### TEXT UNDER STUDY
In this case, “read_csv” worked just fine. But when I was researching the topic for Bamboo Weekly, I found that several of SIPRI’s files weren’t readable by “read_csv”. I got UnicodeDecodeError exceptions when trying to read the files — an indication that the files were written using something other than Unicode’s UTF-8 encoding, which is what Pandas (and Python) expect by default.

To read such a file, we can pass the “encoding” keyword argument to “read_csv”:

df = pd.read_csv(filename, header=10, encoding='Latin-1')

Again, that wasn’t necessary with this file, but you will undoubtedly encounter this problem in the future.

But wait a second: How did I know that the problematic file was encoded in Latin-1? Is there any automated way to figure it out? The answer is “yes,” to at least some degree: The “file” command on MacOS and Linux, when run in the terminal against a file, will make a pretty good guess regarding its encoding. For example:

❯ file ~/Downloads/trade-register.csv
/Users/reuven/Downloads/trade-register.csv: ASCII text

“ASCII text” is the most generic encoding available, but it’s a subset of both UTF-8 and Latin-1. So I could actually use either encoding, including the default, and read it fine. But one of the other SIPRI files looked like this:

❯ file trade-register.csv
trade-register.csv: ISO-8859 text, with very long lines (312)

Here, you can see that it’s guessing at an encoding of ISO-8859. That covers many different languages with sub-encodings such as ISO-8859-1 (Western Europe) and ISO-8859-8 (English + Hebrew). It won’t always be able to tell you which language or sub-encoding the file used, but it often can.

I also, in preparing this article, discovered the “chardet” utility, which uses heuristics to determine the character set and encoding: https://pypi.org/project/chardet/

Arms traders in simpler times

Which five countries exported the greatest total TIV in 2023? (Use the "TIV delivery values" column.)

Another way to phrase this question is: Which five countries are the greatest arms exporters, as of 2023? I already mentioned the Politico article in which they pointed to the fact that France is now #2, pushing Russia out of that spot. What are the other three, though?

### REQUIRED TASKS
1. According to the text on file encodings, what exceptions did the author get when trying to read several of SIPRI's files?
2. Name every character encoding that the text on file encodings refers to by a specific name.
3. From the text on file encodings, quote the stretch from "I also, in preparing" through "other three, though?".

Items from a dataset:
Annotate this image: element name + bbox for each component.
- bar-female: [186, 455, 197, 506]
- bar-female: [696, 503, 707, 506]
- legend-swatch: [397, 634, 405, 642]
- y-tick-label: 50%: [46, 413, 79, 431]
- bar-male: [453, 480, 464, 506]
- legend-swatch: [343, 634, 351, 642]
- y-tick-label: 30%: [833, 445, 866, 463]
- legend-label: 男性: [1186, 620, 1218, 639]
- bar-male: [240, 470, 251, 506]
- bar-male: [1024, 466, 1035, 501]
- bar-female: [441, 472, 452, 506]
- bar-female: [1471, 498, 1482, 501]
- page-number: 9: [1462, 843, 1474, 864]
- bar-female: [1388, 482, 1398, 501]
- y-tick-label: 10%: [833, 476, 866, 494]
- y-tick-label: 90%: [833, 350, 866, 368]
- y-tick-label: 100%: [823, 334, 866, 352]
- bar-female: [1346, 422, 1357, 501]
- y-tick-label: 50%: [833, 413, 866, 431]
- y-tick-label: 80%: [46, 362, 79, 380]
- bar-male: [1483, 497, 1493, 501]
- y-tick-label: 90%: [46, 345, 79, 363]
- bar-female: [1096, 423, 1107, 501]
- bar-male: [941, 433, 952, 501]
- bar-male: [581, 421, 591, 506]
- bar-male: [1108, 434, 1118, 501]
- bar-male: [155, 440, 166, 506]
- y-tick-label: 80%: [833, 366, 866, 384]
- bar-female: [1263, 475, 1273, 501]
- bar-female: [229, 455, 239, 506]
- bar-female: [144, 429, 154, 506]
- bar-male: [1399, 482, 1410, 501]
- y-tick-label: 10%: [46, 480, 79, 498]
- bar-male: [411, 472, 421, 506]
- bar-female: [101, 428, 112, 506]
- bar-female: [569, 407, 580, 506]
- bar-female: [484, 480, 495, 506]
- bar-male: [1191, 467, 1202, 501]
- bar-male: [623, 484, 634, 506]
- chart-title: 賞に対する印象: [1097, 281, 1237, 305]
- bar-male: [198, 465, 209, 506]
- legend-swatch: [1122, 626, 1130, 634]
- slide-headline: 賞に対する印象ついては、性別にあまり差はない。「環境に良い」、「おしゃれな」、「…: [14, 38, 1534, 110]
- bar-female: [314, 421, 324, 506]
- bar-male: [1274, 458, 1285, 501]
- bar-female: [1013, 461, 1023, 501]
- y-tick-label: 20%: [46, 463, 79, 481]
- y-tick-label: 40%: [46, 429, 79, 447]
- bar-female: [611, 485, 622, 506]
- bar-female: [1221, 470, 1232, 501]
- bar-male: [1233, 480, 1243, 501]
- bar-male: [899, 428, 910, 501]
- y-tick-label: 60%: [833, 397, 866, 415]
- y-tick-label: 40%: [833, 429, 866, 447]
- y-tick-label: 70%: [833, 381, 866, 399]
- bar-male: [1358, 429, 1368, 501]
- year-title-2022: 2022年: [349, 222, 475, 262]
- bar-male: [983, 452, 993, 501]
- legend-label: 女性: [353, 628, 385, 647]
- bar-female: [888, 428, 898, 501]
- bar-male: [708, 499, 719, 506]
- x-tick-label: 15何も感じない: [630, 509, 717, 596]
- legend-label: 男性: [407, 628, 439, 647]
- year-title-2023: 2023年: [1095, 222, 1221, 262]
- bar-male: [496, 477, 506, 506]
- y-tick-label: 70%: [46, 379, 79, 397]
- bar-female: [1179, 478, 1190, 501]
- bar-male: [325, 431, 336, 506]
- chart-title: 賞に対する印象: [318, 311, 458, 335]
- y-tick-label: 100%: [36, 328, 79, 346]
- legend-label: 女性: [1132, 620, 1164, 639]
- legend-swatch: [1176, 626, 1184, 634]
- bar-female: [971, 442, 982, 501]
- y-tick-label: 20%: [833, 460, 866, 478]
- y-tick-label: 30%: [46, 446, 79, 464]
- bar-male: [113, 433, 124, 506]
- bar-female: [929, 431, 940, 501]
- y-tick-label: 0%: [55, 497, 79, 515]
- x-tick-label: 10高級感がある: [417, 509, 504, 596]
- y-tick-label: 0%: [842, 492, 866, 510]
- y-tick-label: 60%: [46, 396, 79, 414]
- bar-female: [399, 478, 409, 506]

### RESPONSES TO THE TASKS
1. UnicodeDecodeError exceptions.

2. UTF-8, Latin-1, ASCII, ISO-8859, ISO-8859-1, ISO-8859-8

3.
I also, in preparing this article, discovered the “chardet” utility, which uses heuristics to determine the character set and encoding: https://pypi.org/project/chardet/

Arms traders in simpler times

Which five countries exported the greatest total TIV in 2023? (Use the "TIV delivery values" column.)

Another way to phrase this question is: Which five countries are the greatest arms exporters, as of 2023? I already mentioned the Politico article in which they pointed to the fact that France is now #2, pushing Russia out of that spot. What are the other three, though?